• WRITTEN INSTRUCTION: Set the listing down again exactly, please, apart from its pictures.
## Start PROVIDED DATA
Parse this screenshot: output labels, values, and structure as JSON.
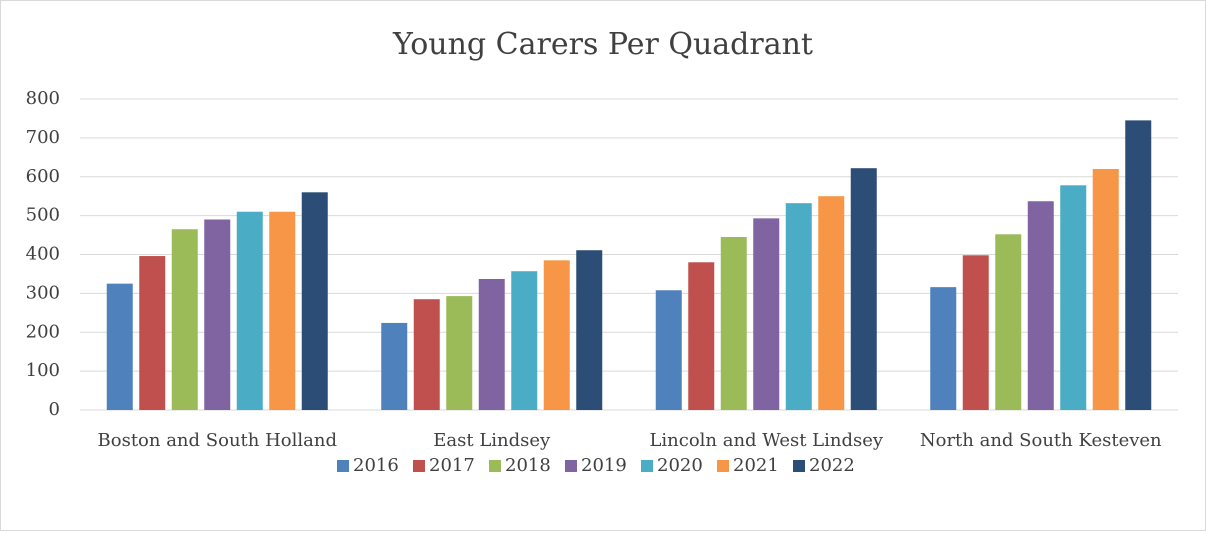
{
  "chart_data": {
    "type": "bar",
    "title": "Young Carers Per Quadrant",
    "categories": [
      "Boston and South Holland",
      "East Lindsey",
      "Lincoln and West Lindsey",
      "North and South Kesteven"
    ],
    "series": [
      {
        "name": "2016",
        "color": "#4f81bd",
        "values": [
          325,
          224,
          308,
          316
        ]
      },
      {
        "name": "2017",
        "color": "#c0504d",
        "values": [
          396,
          285,
          380,
          398
        ]
      },
      {
        "name": "2018",
        "color": "#9bbb59",
        "values": [
          465,
          293,
          445,
          452
        ]
      },
      {
        "name": "2019",
        "color": "#8064a2",
        "values": [
          490,
          337,
          493,
          537
        ]
      },
      {
        "name": "2020",
        "color": "#4bacc6",
        "values": [
          510,
          357,
          532,
          578
        ]
      },
      {
        "name": "2021",
        "color": "#f79646",
        "values": [
          510,
          385,
          550,
          620
        ]
      },
      {
        "name": "2022",
        "color": "#2c4d75",
        "values": [
          560,
          411,
          622,
          745
        ]
      }
    ],
    "ylim": [
      0,
      800
    ],
    "yticks": [
      0,
      100,
      200,
      300,
      400,
      500,
      600,
      700,
      800
    ],
    "grid": true,
    "legend": "bottom"
  }
}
## End PROVIDED DATA
• RESULT:
Parse this screenshot: output labels, values, and structure as JSON.
{
  "chart_data": {
    "type": "bar",
    "title": "Young Carers Per Quadrant",
    "categories": [
      "Boston and South Holland",
      "East Lindsey",
      "Lincoln and West Lindsey",
      "North and South Kesteven"
    ],
    "series": [
      {
        "name": "2016",
        "color": "#4f81bd",
        "values": [
          325,
          224,
          308,
          316
        ]
      },
      {
        "name": "2017",
        "color": "#c0504d",
        "values": [
          396,
          285,
          380,
          398
        ]
      },
      {
        "name": "2018",
        "color": "#9bbb59",
        "values": [
          465,
          293,
          445,
          452
        ]
      },
      {
        "name": "2019",
        "color": "#8064a2",
        "values": [
          490,
          337,
          493,
          537
        ]
      },
      {
        "name": "2020",
        "color": "#4bacc6",
        "values": [
          510,
          357,
          532,
          578
        ]
      },
      {
        "name": "2021",
        "color": "#f79646",
        "values": [
          510,
          385,
          550,
          620
        ]
      },
      {
        "name": "2022",
        "color": "#2c4d75",
        "values": [
          560,
          411,
          622,
          745
        ]
      }
    ],
    "ylim": [
      0,
      800
    ],
    "yticks": [
      0,
      100,
      200,
      300,
      400,
      500,
      600,
      700,
      800
    ],
    "grid": true,
    "legend": "bottom"
  }
}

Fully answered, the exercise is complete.